## Given entries
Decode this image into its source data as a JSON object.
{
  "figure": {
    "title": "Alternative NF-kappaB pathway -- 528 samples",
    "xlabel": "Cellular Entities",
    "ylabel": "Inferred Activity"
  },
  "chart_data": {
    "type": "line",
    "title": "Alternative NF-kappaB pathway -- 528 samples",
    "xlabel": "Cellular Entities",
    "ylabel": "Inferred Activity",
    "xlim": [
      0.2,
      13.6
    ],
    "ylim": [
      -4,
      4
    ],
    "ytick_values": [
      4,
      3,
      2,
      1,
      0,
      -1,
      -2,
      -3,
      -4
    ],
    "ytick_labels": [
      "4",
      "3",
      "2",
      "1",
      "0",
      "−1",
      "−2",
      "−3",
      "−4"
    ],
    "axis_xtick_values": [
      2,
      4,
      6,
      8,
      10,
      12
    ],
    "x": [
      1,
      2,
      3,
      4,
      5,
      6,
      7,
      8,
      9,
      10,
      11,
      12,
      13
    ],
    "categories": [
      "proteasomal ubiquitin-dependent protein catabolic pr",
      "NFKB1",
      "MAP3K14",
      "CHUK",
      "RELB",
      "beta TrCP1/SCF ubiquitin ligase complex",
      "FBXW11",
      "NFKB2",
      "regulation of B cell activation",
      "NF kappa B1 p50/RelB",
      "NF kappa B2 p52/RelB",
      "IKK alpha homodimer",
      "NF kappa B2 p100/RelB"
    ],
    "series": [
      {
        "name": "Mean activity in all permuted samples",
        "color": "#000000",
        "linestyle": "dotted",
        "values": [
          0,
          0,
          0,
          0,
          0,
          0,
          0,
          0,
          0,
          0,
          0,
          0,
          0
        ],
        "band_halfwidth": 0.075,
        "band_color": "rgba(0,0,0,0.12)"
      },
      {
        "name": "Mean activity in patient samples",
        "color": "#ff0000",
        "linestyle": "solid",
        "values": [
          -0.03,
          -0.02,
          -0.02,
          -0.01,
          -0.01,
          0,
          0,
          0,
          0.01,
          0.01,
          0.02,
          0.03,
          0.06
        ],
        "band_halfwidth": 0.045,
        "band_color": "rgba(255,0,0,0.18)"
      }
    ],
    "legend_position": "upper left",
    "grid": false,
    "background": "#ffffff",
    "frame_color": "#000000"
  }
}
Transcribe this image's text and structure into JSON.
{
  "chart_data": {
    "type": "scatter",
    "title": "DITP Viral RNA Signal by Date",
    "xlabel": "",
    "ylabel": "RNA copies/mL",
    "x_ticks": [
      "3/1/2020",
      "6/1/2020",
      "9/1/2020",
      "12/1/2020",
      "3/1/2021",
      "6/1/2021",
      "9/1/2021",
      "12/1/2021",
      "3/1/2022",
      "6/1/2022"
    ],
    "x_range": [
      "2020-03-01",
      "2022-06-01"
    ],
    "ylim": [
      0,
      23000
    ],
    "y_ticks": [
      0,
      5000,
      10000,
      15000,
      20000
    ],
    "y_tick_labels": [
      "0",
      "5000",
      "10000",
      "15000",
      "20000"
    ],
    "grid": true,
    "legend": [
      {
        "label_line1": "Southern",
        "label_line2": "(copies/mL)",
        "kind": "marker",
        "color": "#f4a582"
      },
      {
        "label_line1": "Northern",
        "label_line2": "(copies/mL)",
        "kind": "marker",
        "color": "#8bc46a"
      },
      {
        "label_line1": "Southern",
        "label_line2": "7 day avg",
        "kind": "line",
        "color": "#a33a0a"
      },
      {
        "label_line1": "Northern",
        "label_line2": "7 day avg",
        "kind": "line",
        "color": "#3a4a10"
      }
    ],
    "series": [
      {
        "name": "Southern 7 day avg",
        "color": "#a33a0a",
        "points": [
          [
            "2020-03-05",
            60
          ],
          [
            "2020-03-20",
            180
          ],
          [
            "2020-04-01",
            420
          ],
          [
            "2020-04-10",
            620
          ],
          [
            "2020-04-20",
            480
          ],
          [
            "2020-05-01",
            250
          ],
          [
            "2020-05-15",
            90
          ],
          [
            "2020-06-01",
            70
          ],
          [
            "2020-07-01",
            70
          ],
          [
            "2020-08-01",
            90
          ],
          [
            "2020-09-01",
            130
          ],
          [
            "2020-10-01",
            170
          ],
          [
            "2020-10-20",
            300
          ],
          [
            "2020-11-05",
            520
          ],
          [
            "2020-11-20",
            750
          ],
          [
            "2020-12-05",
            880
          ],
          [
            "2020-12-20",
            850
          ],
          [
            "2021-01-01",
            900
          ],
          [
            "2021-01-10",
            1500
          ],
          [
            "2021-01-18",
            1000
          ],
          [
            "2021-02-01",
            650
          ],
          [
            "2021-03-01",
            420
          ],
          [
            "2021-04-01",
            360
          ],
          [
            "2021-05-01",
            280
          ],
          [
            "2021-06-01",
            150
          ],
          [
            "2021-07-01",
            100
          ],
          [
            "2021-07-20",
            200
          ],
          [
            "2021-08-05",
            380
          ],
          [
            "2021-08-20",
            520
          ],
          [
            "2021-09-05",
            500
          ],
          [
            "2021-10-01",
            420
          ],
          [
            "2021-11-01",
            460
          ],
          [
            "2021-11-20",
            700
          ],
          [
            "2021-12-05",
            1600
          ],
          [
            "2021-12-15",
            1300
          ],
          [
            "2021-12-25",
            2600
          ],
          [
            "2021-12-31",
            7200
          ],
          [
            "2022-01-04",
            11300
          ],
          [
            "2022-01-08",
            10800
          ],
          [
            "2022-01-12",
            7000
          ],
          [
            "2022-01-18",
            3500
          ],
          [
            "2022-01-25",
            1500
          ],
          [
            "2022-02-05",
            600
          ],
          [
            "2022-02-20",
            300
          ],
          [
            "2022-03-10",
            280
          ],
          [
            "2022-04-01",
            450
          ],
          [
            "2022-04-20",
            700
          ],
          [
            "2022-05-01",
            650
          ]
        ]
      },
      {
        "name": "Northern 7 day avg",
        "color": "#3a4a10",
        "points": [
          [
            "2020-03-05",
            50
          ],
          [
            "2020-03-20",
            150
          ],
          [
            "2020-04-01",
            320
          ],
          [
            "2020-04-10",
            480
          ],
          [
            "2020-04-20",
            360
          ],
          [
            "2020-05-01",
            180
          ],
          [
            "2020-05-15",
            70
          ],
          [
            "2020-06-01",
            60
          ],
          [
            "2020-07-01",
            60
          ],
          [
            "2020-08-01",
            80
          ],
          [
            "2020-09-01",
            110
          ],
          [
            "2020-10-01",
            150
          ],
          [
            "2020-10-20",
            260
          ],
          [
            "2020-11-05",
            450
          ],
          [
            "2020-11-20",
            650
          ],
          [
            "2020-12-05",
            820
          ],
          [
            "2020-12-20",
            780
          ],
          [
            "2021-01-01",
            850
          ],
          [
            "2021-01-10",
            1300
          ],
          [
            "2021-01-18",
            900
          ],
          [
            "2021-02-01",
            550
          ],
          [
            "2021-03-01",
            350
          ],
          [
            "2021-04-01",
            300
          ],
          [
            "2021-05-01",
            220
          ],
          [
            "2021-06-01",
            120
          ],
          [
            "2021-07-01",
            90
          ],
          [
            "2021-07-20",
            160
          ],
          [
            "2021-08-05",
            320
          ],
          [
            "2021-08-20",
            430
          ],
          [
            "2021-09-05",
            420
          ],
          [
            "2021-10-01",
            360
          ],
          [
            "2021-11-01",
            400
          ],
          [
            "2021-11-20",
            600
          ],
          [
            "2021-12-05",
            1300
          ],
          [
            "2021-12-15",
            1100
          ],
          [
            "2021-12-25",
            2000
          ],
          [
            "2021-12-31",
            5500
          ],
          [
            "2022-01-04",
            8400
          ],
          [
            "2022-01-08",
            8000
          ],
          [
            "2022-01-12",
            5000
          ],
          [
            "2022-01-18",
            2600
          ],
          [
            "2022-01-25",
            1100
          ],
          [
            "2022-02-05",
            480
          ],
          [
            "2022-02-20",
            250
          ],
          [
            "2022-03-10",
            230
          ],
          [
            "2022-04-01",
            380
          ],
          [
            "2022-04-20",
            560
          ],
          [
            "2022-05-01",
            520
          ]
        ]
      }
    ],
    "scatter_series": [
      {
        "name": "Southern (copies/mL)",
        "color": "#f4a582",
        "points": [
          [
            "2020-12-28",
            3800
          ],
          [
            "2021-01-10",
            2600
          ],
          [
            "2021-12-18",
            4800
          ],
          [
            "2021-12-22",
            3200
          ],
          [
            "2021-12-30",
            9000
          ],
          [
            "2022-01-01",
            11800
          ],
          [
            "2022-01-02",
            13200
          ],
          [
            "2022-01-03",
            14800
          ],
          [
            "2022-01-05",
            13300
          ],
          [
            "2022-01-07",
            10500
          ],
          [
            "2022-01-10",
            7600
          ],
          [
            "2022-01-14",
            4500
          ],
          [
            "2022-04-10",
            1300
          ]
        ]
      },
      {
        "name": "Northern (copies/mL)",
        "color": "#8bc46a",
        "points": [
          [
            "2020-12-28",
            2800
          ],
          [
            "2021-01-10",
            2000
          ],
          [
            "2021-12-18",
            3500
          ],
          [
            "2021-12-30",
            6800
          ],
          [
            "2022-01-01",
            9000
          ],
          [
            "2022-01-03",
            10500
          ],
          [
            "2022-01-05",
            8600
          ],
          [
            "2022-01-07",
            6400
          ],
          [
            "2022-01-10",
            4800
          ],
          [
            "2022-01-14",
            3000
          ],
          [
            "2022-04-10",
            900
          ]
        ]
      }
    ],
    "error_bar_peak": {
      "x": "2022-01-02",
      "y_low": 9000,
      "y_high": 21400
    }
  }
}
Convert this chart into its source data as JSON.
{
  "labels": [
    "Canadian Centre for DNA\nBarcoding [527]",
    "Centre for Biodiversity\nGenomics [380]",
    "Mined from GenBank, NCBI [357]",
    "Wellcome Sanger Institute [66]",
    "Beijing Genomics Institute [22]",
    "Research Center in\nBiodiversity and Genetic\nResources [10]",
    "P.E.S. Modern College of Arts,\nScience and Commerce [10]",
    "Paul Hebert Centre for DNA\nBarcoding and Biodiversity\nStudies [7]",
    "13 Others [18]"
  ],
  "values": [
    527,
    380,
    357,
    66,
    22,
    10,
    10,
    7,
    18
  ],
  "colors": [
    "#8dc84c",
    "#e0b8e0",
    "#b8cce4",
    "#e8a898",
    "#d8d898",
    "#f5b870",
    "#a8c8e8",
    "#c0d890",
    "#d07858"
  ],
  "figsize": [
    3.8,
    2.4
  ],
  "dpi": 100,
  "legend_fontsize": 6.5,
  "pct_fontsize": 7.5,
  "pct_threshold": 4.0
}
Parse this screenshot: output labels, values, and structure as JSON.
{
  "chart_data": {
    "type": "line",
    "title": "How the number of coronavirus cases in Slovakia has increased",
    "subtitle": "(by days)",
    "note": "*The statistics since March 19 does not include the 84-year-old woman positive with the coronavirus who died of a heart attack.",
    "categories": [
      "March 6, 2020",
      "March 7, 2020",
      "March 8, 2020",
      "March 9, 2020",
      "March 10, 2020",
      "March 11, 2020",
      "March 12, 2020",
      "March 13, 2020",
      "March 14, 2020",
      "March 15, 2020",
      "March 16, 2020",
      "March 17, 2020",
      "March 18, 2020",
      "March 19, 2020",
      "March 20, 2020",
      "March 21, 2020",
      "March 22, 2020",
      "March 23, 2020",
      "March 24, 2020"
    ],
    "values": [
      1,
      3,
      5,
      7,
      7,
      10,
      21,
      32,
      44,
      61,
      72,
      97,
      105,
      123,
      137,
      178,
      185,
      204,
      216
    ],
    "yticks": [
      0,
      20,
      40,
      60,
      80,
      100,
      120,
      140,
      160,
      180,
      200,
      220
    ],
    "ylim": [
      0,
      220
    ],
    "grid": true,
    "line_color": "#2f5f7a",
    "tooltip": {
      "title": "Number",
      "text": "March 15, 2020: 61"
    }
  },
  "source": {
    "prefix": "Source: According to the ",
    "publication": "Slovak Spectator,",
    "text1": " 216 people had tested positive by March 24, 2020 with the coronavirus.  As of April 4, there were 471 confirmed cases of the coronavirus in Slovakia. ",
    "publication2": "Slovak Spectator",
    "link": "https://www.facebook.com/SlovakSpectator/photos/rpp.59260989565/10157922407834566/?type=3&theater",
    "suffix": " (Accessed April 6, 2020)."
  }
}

## Exercise
The word "nBarcoding" occurs in some lines of the data above; report how many such lines there are, with no other words.

## Answer to the problem
2